## start

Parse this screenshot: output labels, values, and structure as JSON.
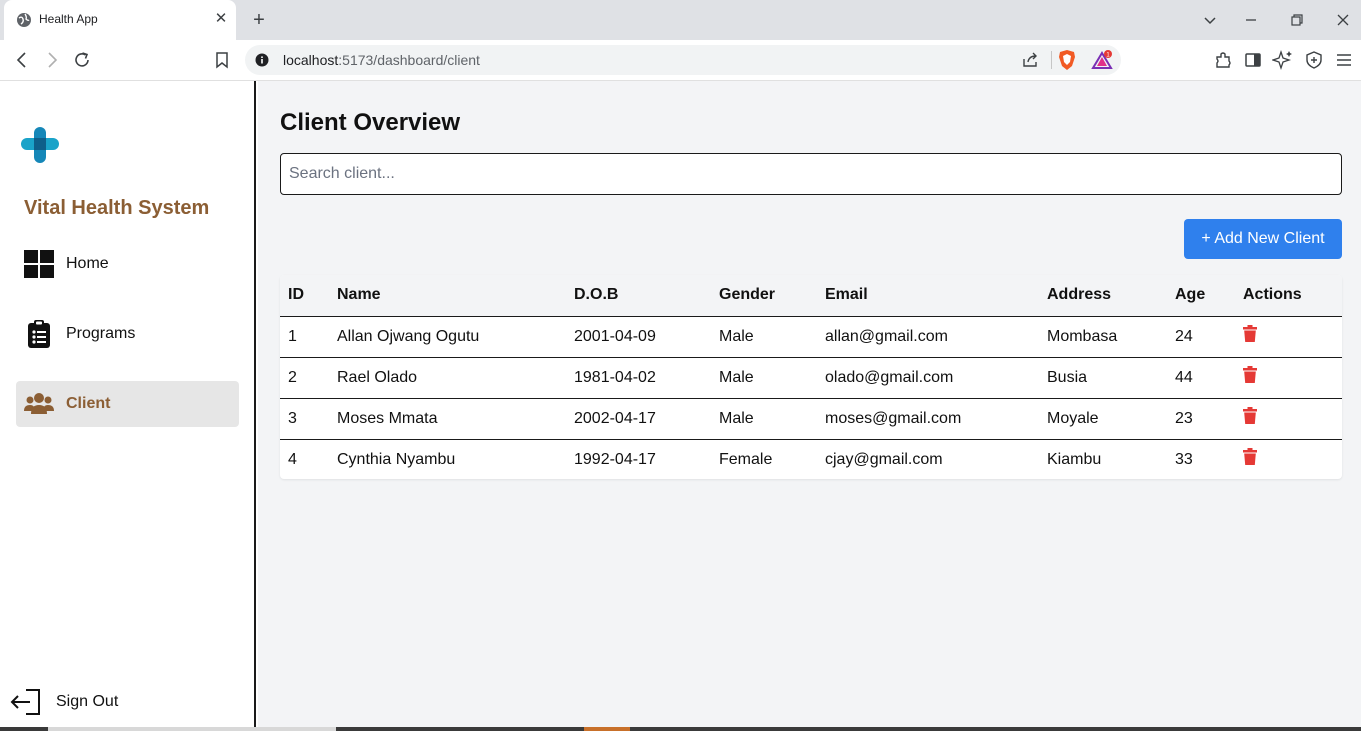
{
  "browser": {
    "tab_title": "Health App",
    "tab_close": "✕",
    "new_tab": "+",
    "url_host": "localhost",
    "url_rest": ":5173/dashboard/client",
    "rewards_badge": "1"
  },
  "sidebar": {
    "brand": "Vital Health System",
    "items": [
      {
        "label": "Home",
        "icon": "grid-icon"
      },
      {
        "label": "Programs",
        "icon": "clipboard-list-icon"
      },
      {
        "label": "Client",
        "icon": "users-icon",
        "active": true
      }
    ],
    "sign_out": "Sign Out"
  },
  "main": {
    "title": "Client Overview",
    "search_placeholder": "Search client...",
    "add_button": "+ Add New Client",
    "table": {
      "columns": [
        "ID",
        "Name",
        "D.O.B",
        "Gender",
        "Email",
        "Address",
        "Age",
        "Actions"
      ],
      "rows": [
        [
          "1",
          "Allan Ojwang Ogutu",
          "2001-04-09",
          "Male",
          "allan@gmail.com",
          "Mombasa",
          "24"
        ],
        [
          "2",
          "Rael Olado",
          "1981-04-02",
          "Male",
          "olado@gmail.com",
          "Busia",
          "44"
        ],
        [
          "3",
          "Moses Mmata",
          "2002-04-17",
          "Male",
          "moses@gmail.com",
          "Moyale",
          "23"
        ],
        [
          "4",
          "Cynthia Nyambu",
          "1992-04-17",
          "Female",
          "cjay@gmail.com",
          "Kiambu",
          "33"
        ]
      ]
    }
  },
  "colors": {
    "brand": "#8b5e34",
    "primary_button": "#2f80ed",
    "delete": "#e53935",
    "main_bg": "#f3f4f6"
  }
}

## end

Your task is to return the entries above exactly, with no pictures.

_Written reply_:
Parse this screenshot: output labels, values, and structure as JSON.
{
  "browser": {
    "tab_title": "Health App",
    "tab_close": "✕",
    "new_tab": "+",
    "url_host": "localhost",
    "url_rest": ":5173/dashboard/client",
    "rewards_badge": "1"
  },
  "sidebar": {
    "brand": "Vital Health System",
    "items": [
      {
        "label": "Home",
        "icon": "grid-icon"
      },
      {
        "label": "Programs",
        "icon": "clipboard-list-icon"
      },
      {
        "label": "Client",
        "icon": "users-icon",
        "active": true
      }
    ],
    "sign_out": "Sign Out"
  },
  "main": {
    "title": "Client Overview",
    "search_placeholder": "Search client...",
    "add_button": "+ Add New Client",
    "table": {
      "columns": [
        "ID",
        "Name",
        "D.O.B",
        "Gender",
        "Email",
        "Address",
        "Age",
        "Actions"
      ],
      "rows": [
        [
          "1",
          "Allan Ojwang Ogutu",
          "2001-04-09",
          "Male",
          "allan@gmail.com",
          "Mombasa",
          "24"
        ],
        [
          "2",
          "Rael Olado",
          "1981-04-02",
          "Male",
          "olado@gmail.com",
          "Busia",
          "44"
        ],
        [
          "3",
          "Moses Mmata",
          "2002-04-17",
          "Male",
          "moses@gmail.com",
          "Moyale",
          "23"
        ],
        [
          "4",
          "Cynthia Nyambu",
          "1992-04-17",
          "Female",
          "cjay@gmail.com",
          "Kiambu",
          "33"
        ]
      ]
    }
  },
  "colors": {
    "brand": "#8b5e34",
    "primary_button": "#2f80ed",
    "delete": "#e53935",
    "main_bg": "#f3f4f6"
  }
}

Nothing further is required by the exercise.